» GIVEN EXERCISE A: Convert the records, starting with the line that contains "- policy-item-label: 0000." and going on through the line that contains "171, 593, 205]", into a JSON list of strings with one string per line and blank lines left out.

» QUOTED TEXT:
Consequently, we cannot extend the default period under subitem 6 (a).
[15] We now turn to consider the Applicant’s other arguments in the context of whether it is
reasonable in the circumstances to grant an extension of the default period pursuant to subitem
(6)(b). In Suncoast Scaffold Pty Ltd the Full Bench described the ‘reasonable’ criterion in item
20A(6)(b) of Sch 3 to the Transitional Act in this way:
[17] Subitem (6)(b) of item 20A constitutes an independent pathway to the grant of an
extension. The ‘reasonable’ criterion in the subitem should, in our view, be applied in
accordance with the ordinary meaning of the word – that is, ‘agreeable to reason or
sound judgment’. Reasonableness must be assessed by reference to the ‘circumstances’
of the case, that is, the relevant matters and conditions accompanying the case. Again,
a broad evaluative judgment is required to be made.
[16] While each application will turn on its own circumstances, recent Full Bench decisions
provide some guidance as to how the broad evaluation judgment required by subitem 6(b) is to
be exercised. In Peter Frick,2 the Full Bench considered that the default position of the statute
to automatically terminate transitional instruments on 6 December 2023 suggests a policy
preference for employees covered by transitional instruments to be regulated by contemporary
instruments.3 In Kalfresh Management Services Pty Ltd,4 the Full Bench expressed the view
that where an agreement contains inferior and outdated terms and conditions, this weighs
strongly against a conclusion that it is reasonable in the circumstances to extend a default
period.5
[17] With these considerations in mind, we are not satisfied that it is reasonable to extend the
default period for the Agreement. The Agreement contains inferior conditions to the Award.

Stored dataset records
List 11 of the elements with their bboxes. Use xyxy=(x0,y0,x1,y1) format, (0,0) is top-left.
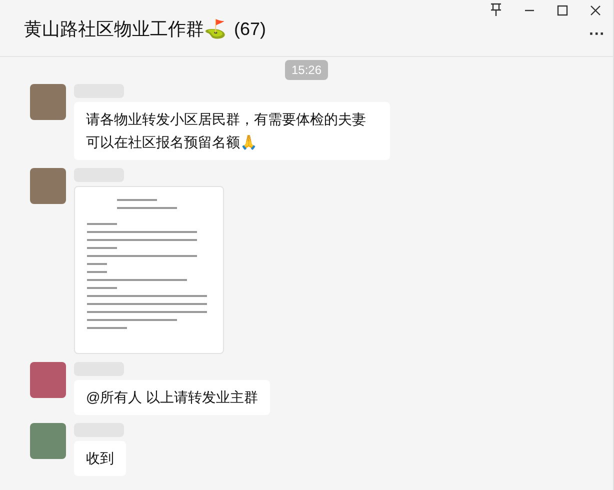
message-bubble: 收到 xyxy=(74,441,126,476)
member-count: (67) xyxy=(234,18,266,41)
more-button[interactable]: ··· xyxy=(589,23,605,47)
maximize-icon[interactable] xyxy=(557,4,568,16)
message-bubble: @所有人 以上请转发业主群 xyxy=(74,380,270,415)
pin-icon xyxy=(490,3,502,17)
document-image[interactable] xyxy=(74,186,224,354)
close-icon[interactable] xyxy=(590,4,601,16)
message-bubble: 请各物业转发小区居民群，有需要体检的夫妻可以在社区报名预留名额🙏 xyxy=(74,102,390,160)
window-title: 黄山路社区物业工作群⛳ xyxy=(24,18,226,42)
timestamp: 15:26 xyxy=(285,60,328,80)
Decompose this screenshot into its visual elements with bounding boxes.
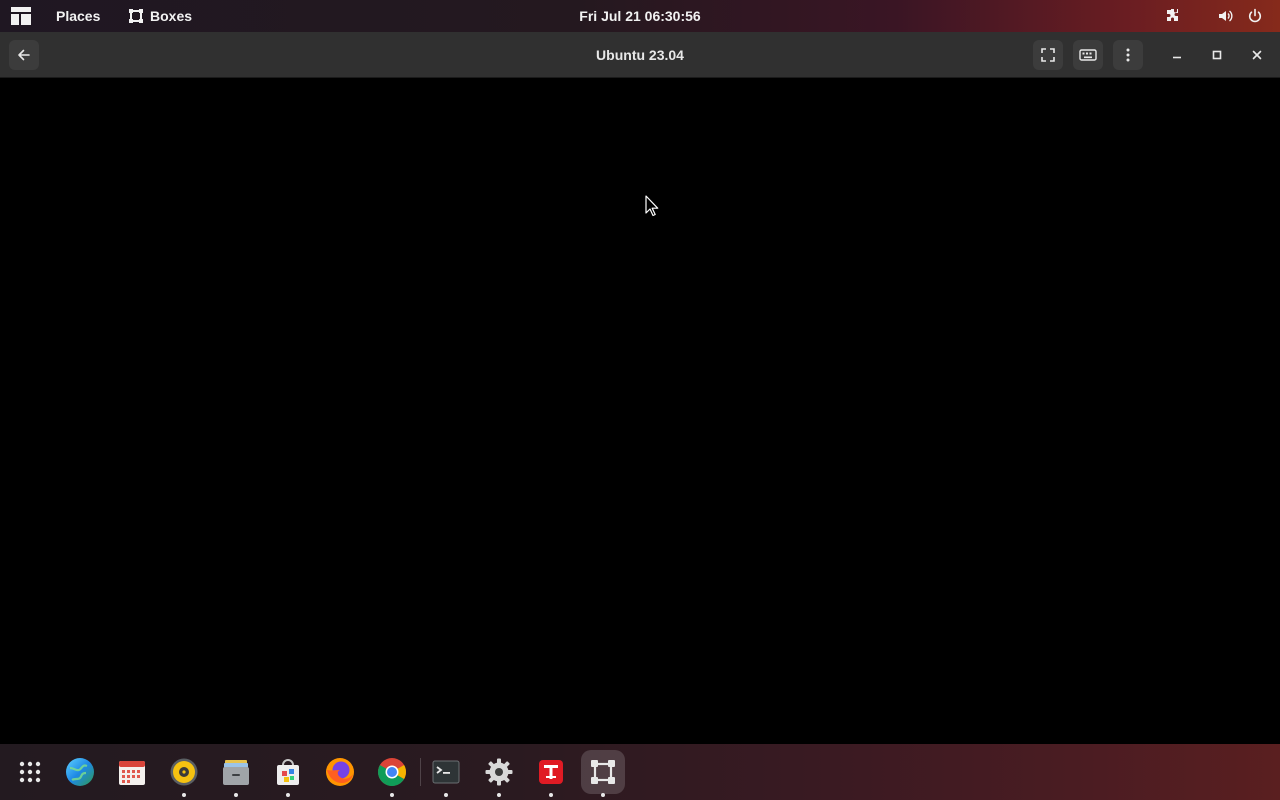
firefox-icon bbox=[326, 758, 354, 786]
running-indicator bbox=[234, 793, 238, 797]
window-title: Ubuntu 23.04 bbox=[596, 47, 684, 63]
boxes-small-icon bbox=[129, 9, 143, 23]
terminal-icon bbox=[432, 760, 460, 784]
dock-files[interactable] bbox=[214, 750, 258, 797]
software-store-icon bbox=[277, 759, 299, 785]
window-headerbar: Ubuntu 23.04 bbox=[0, 32, 1280, 78]
settings-gear-icon bbox=[485, 758, 513, 786]
text-editor-icon bbox=[539, 760, 563, 784]
running-indicator bbox=[182, 793, 186, 797]
dock-firefox[interactable] bbox=[318, 750, 362, 794]
fullscreen-icon bbox=[1041, 48, 1055, 62]
maximize-button[interactable] bbox=[1202, 40, 1232, 70]
keyboard-icon bbox=[1079, 49, 1097, 61]
dock-software[interactable] bbox=[266, 750, 310, 797]
mouse-cursor-icon bbox=[645, 195, 659, 217]
activities-icon[interactable] bbox=[10, 6, 32, 26]
places-menu[interactable]: Places bbox=[56, 0, 100, 32]
dock-terminal[interactable] bbox=[424, 750, 468, 797]
app-grid-icon bbox=[19, 761, 41, 783]
chrome-icon bbox=[378, 758, 406, 786]
running-indicator bbox=[444, 793, 448, 797]
boxes-icon bbox=[591, 760, 615, 784]
running-indicator bbox=[390, 793, 394, 797]
desktop: Places Boxes Fri Jul 21 06:30:56 Ubuntu … bbox=[0, 0, 1280, 800]
top-bar: Places Boxes Fri Jul 21 06:30:56 bbox=[0, 0, 1280, 32]
close-icon bbox=[1252, 50, 1262, 60]
power-icon[interactable] bbox=[1247, 8, 1263, 24]
keyboard-shortcuts-button[interactable] bbox=[1073, 40, 1103, 70]
vm-display[interactable] bbox=[0, 79, 1280, 744]
app-menu-boxes[interactable]: Boxes bbox=[128, 0, 192, 32]
dock-web-browser[interactable] bbox=[58, 750, 102, 794]
running-indicator bbox=[549, 793, 553, 797]
back-arrow-icon bbox=[18, 49, 30, 61]
globe-icon bbox=[66, 758, 94, 786]
running-indicator bbox=[497, 793, 501, 797]
back-button[interactable] bbox=[9, 40, 39, 70]
running-indicator bbox=[286, 793, 290, 797]
files-icon bbox=[223, 760, 249, 785]
extension-icon[interactable] bbox=[1165, 8, 1181, 24]
menu-button[interactable] bbox=[1113, 40, 1143, 70]
dock-chrome[interactable] bbox=[370, 750, 414, 797]
dock-boxes[interactable] bbox=[581, 750, 625, 797]
maximize-icon bbox=[1212, 50, 1222, 60]
minimize-button[interactable] bbox=[1162, 40, 1192, 70]
minimize-icon bbox=[1173, 56, 1181, 59]
music-player-icon bbox=[170, 758, 198, 786]
dock-rhythmbox[interactable] bbox=[162, 750, 206, 797]
running-indicator bbox=[601, 793, 605, 797]
app-menu-label: Boxes bbox=[150, 8, 193, 24]
clock[interactable]: Fri Jul 21 06:30:56 bbox=[579, 8, 700, 24]
dock-calendar[interactable] bbox=[110, 750, 154, 794]
show-apps-button[interactable] bbox=[8, 750, 52, 794]
calendar-icon bbox=[119, 761, 145, 785]
volume-icon[interactable] bbox=[1218, 8, 1234, 24]
fullscreen-button[interactable] bbox=[1033, 40, 1063, 70]
more-vert-icon bbox=[1126, 48, 1130, 62]
dock-settings[interactable] bbox=[477, 750, 521, 797]
close-button[interactable] bbox=[1242, 40, 1272, 70]
dock bbox=[0, 744, 1280, 800]
dock-text-editor[interactable] bbox=[529, 750, 573, 797]
dock-separator bbox=[420, 758, 421, 786]
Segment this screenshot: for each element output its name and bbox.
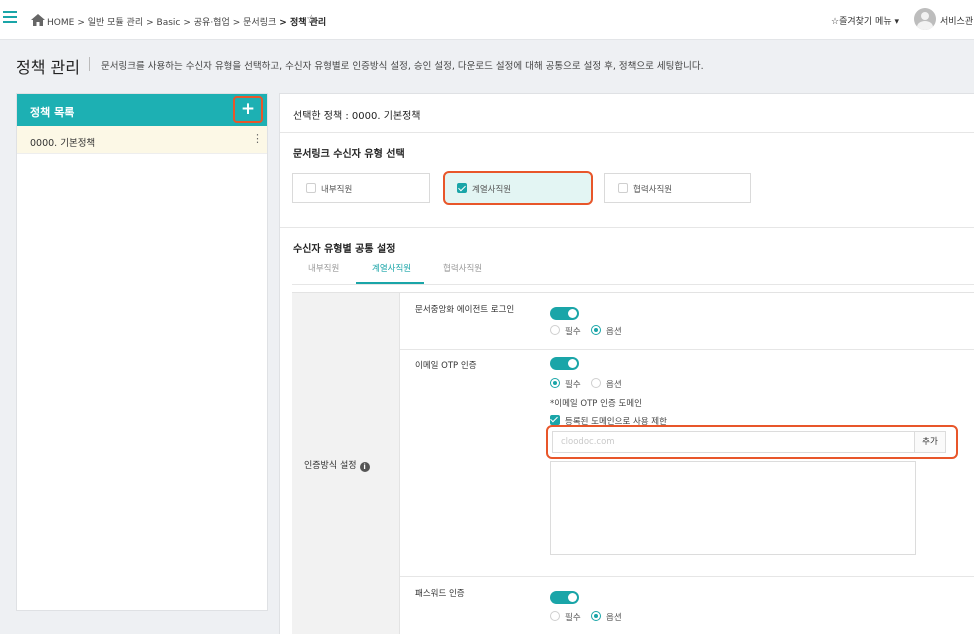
- policy-item-label: 0000. 기본정책: [30, 138, 96, 149]
- add-policy-button[interactable]: +: [233, 96, 263, 123]
- breadcrumb-current: > 정책 관리: [279, 18, 327, 28]
- recipient-type-partner[interactable]: 협력사직원: [604, 173, 751, 203]
- option-label: 패스워드 인증: [415, 589, 465, 599]
- active-tab-indicator: [356, 282, 424, 284]
- info-icon[interactable]: i: [359, 462, 370, 472]
- user-name[interactable]: 서비스관리: [940, 14, 974, 27]
- top-bar: HOME > 일반 모듈 관리 > Basic > 공유·협업 > 문서링크 > 정책 관…: [0, 0, 974, 40]
- policy-list-title: 정책 목록: [30, 106, 75, 119]
- favorites-menu-label: 즐겨찾기 메뉴 ▾: [839, 17, 899, 27]
- breadcrumb: HOME > 일반 모듈 관리 > Basic > 공유·협업 > 문서링크 > 정책 관…: [47, 15, 329, 28]
- policy-list-header: 정책 목록 +: [17, 94, 267, 126]
- radio-optional[interactable]: [591, 325, 601, 335]
- add-domain-button[interactable]: 추가: [914, 431, 946, 453]
- avatar[interactable]: [914, 8, 936, 30]
- radio-optional[interactable]: [591, 611, 601, 621]
- auth-settings-table: 인증방식 설정 i 문서중앙화 에이전트 로그인 필수 옵션 이메일 OTP 인증…: [292, 292, 974, 634]
- radio-optional[interactable]: [591, 378, 601, 388]
- tab-internal[interactable]: 내부직원: [308, 262, 339, 274]
- recipient-section-title: 문서링크 수신자 유형 선택: [293, 149, 405, 160]
- domain-input-group: 추가: [546, 425, 958, 459]
- recipient-type-affiliate[interactable]: 계열사직원: [443, 171, 593, 205]
- title-divider: [89, 57, 90, 71]
- recipient-type-internal[interactable]: 내부직원: [292, 173, 430, 203]
- common-settings-title: 수신자 유형별 공통 설정: [293, 244, 396, 255]
- tabs-baseline: [292, 284, 974, 285]
- checkbox-checked[interactable]: [457, 183, 467, 193]
- auth-method-label-text: 인증방식 설정: [304, 461, 357, 471]
- menu-icon[interactable]: [3, 11, 17, 23]
- breadcrumb-home[interactable]: HOME: [47, 18, 74, 28]
- radio-required[interactable]: [550, 378, 560, 388]
- breadcrumb-basic[interactable]: > Basic: [146, 18, 180, 28]
- radio-required-label: 필수: [565, 613, 581, 623]
- domain-input[interactable]: [552, 431, 914, 453]
- otp-domain-note: *이메일 OTP 인증 도메인: [550, 399, 642, 409]
- more-vertical-icon[interactable]: ⋮: [252, 133, 263, 144]
- toggle-switch[interactable]: [550, 357, 579, 370]
- recipient-type-label: 내부직원: [321, 185, 353, 195]
- option-label: 이메일 OTP 인증: [415, 361, 477, 371]
- divider: [280, 132, 974, 133]
- selected-policy-title: 선택한 정책 : 0000. 기본정책: [293, 111, 421, 122]
- page-description: 문서링크를 사용하는 수신자 유형을 선택하고, 수신자 유형별로 인증방식 설…: [101, 61, 704, 72]
- policy-list-panel: 정책 목록 + 0000. 기본정책 ⋮: [16, 93, 268, 611]
- radio-optional-label: 옵션: [606, 380, 622, 390]
- radio-optional-label: 옵션: [606, 327, 622, 337]
- checkbox[interactable]: [618, 183, 628, 193]
- breadcrumb-module[interactable]: > 일반 모듈 관리: [77, 18, 143, 28]
- policy-list-item[interactable]: 0000. 기본정책 ⋮: [17, 126, 267, 154]
- radio-required-label: 필수: [565, 327, 581, 337]
- toggle-switch[interactable]: [550, 591, 579, 604]
- row-divider: [400, 349, 974, 350]
- option-label: 문서중앙화 에이전트 로그인: [415, 305, 515, 315]
- radio-required[interactable]: [550, 611, 560, 621]
- home-icon[interactable]: [31, 14, 45, 26]
- policy-detail-panel: 선택한 정책 : 0000. 기본정책 문서링크 수신자 유형 선택 내부직원 …: [279, 93, 974, 634]
- radio-optional-label: 옵션: [606, 613, 622, 623]
- favorites-menu[interactable]: ☆즐겨찾기 메뉴 ▾: [831, 14, 899, 27]
- breadcrumb-doclink[interactable]: > 문서링크: [233, 18, 277, 28]
- radio-required[interactable]: [550, 325, 560, 335]
- checkbox[interactable]: [306, 183, 316, 193]
- restrict-domain-checkbox[interactable]: [550, 415, 560, 425]
- row-divider: [400, 576, 974, 577]
- tab-partner[interactable]: 협력사직원: [443, 262, 482, 274]
- bookmark-star-icon[interactable]: ☆: [306, 12, 317, 26]
- recipient-type-label: 계열사직원: [472, 185, 512, 195]
- radio-required-label: 필수: [565, 380, 581, 390]
- recipient-type-label: 협력사직원: [633, 185, 673, 195]
- page-title: 정책 관리: [16, 58, 80, 77]
- auth-method-label: 인증방식 설정 i: [304, 458, 370, 472]
- tab-affiliate[interactable]: 계열사직원: [372, 262, 411, 274]
- divider: [280, 227, 974, 228]
- breadcrumb-share[interactable]: > 공유·협업: [183, 18, 229, 28]
- domain-list-box[interactable]: [550, 461, 916, 555]
- settings-label-column: 인증방식 설정 i: [292, 293, 400, 634]
- star-icon: ☆: [831, 17, 840, 27]
- toggle-switch[interactable]: [550, 307, 579, 320]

» GIVEN EXERCISE B: List every case decision the legal passage names.

» EXPECTED OUTPUT A:
[
  "- policy-item-label: 0000. 기본정책: [30, 138, 96, 149]",
  "- add-policy-button[interactable]: +: [233, 96, 263, 123]",
  "- breadcrumb-current: > 정책 관리: [279, 18, 327, 28]",
  "- recipient-type-partner[interactable]: 협력사직원: [604, 173, 751, 203]",
  "- option-label: 패스워드 인증: [415, 589, 465, 599]",
  "- active-tab-indicator: [356, 282, 424, 284]",
  "- info-icon[interactable]: i: [359, 462, 370, 472]",
  "- user-name[interactable]: 서비스관리: [940, 14, 974, 27]",
  "- top-bar: HOME > 일반 모듈 관리 > Basic > 공유·협업 > 문서링크 > 정책 관…: [0, 0, 974, 40]",
  "- policy-list-title: 정책 목록: [30, 106, 75, 119]",
  "- favorites-menu-label: 즐겨찾기 메뉴 ▾: [839, 17, 899, 27]",
  "- breadcrumb: HOME > 일반 모듈 관리 > Basic > 공유·협업 > 문서링크 > 정책 관…: [47, 15, 329, 28]",
  "- policy-list-header: 정책 목록 +: [17, 94, 267, 126]",
  "- radio-optional[interactable]: [591, 325, 601, 335]",
  "- add-domain-button[interactable]: 추가: [914, 431, 946, 453]",
  "- avatar[interactable]: [914, 8, 936, 30]",
  "- radio-optional[interactable]: [591, 611, 601, 621]",
  "- auth-settings-table: 인증방식 설정 i 문서중앙화 에이전트 로그인 필수 옵션 이메일 OTP 인증…: [292, 292, 974, 634]",
  "- radio-optional[interactable]: [591, 378, 601, 388]",
  "- tab-internal[interactable]: 내부직원: [308, 262, 339, 274]",
  "- recipient-section-title: 문서링크 수신자 유형 선택: [293, 149, 405, 160]",
  "- domain-input-group: 추가: [546, 425, 958, 459]",
  "- recipient-type-affiliate[interactable]: 계열사직원: [443, 171, 593, 205]"
]

» EXPECTED OUTPUT B:
- Suncoast Scaffold Pty Ltd
- Peter Frick
- Kalfresh Management Services Pty Ltd